Given records
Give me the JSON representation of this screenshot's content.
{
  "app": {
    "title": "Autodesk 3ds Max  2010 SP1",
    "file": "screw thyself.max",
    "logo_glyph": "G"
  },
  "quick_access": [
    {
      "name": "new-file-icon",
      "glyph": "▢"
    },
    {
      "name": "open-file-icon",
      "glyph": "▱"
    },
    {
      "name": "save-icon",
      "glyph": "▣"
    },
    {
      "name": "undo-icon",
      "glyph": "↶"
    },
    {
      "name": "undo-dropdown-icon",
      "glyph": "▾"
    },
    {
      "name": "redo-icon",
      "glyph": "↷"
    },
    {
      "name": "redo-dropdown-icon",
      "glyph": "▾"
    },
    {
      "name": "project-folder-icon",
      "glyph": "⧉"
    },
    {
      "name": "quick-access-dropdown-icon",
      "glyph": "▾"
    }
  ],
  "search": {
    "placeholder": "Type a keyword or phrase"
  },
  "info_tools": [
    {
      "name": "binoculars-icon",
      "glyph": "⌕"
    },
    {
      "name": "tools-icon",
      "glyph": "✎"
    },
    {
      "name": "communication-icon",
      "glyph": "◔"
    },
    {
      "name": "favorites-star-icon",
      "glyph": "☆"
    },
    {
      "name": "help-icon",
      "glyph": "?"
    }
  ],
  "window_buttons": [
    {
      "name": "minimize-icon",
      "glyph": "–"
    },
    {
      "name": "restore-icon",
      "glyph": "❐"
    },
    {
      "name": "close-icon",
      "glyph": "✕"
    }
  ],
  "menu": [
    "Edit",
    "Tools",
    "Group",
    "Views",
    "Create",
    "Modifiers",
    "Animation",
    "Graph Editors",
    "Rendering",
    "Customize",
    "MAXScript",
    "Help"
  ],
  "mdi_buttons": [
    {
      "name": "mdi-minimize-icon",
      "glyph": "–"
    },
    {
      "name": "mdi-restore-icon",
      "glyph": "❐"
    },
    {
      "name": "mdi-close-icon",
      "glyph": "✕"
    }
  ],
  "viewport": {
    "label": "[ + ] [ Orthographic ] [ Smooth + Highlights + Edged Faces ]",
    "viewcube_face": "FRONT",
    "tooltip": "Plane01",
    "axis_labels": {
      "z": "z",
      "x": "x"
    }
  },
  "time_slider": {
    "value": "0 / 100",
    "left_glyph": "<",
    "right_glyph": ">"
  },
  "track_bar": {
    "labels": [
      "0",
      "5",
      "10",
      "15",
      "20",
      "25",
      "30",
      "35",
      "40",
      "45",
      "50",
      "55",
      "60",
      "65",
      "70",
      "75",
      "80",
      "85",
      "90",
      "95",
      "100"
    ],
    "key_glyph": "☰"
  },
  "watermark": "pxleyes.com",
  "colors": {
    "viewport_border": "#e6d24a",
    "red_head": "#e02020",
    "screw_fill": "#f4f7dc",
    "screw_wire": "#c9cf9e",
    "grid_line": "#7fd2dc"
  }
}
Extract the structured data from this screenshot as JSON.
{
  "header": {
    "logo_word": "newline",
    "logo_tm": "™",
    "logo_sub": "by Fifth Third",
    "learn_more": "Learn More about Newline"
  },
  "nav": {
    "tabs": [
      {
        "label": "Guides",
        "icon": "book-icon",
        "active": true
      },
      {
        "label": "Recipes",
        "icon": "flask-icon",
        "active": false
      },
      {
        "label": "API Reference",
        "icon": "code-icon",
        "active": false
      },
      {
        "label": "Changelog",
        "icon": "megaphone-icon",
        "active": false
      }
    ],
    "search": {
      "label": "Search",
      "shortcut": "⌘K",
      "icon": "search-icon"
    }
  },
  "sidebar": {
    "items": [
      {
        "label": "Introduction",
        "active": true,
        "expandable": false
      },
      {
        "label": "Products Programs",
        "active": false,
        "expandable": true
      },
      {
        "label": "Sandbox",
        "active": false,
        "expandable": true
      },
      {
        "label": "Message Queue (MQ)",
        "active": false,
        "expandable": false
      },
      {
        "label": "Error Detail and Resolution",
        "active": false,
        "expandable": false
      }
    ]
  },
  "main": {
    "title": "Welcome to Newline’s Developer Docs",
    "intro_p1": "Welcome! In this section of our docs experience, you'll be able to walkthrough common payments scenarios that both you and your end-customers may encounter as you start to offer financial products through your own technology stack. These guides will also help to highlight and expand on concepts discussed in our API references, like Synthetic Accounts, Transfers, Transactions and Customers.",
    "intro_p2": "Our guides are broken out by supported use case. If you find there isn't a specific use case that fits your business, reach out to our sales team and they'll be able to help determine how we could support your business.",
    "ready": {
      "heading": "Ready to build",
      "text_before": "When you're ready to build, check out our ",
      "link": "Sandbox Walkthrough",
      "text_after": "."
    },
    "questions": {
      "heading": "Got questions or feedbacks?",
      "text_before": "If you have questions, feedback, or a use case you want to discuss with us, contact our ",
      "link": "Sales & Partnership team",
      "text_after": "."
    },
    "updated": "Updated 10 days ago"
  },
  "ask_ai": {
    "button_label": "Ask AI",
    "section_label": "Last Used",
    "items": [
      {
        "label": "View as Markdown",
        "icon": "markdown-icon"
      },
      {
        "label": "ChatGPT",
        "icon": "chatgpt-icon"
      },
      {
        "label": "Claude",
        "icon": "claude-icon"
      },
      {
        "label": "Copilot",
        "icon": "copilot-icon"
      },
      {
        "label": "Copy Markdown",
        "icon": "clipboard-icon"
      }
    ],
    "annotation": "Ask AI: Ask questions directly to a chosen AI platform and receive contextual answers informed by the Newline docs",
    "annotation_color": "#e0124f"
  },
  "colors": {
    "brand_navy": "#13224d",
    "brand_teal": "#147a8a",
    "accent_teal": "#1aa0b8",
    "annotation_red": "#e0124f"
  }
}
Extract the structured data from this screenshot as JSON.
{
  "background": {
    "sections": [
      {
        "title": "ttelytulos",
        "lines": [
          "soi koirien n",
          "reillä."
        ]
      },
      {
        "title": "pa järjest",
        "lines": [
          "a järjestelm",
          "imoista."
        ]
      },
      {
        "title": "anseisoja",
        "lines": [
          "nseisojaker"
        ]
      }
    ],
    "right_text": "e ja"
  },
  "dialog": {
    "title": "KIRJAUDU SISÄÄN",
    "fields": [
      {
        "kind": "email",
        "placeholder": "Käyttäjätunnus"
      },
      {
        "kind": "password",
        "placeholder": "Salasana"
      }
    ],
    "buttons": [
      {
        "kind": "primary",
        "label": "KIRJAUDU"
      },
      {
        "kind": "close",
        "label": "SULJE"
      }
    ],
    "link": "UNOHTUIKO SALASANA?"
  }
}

Exercise directions
Count every line of the records that holds the string "file". Write only the total.

Written answer
3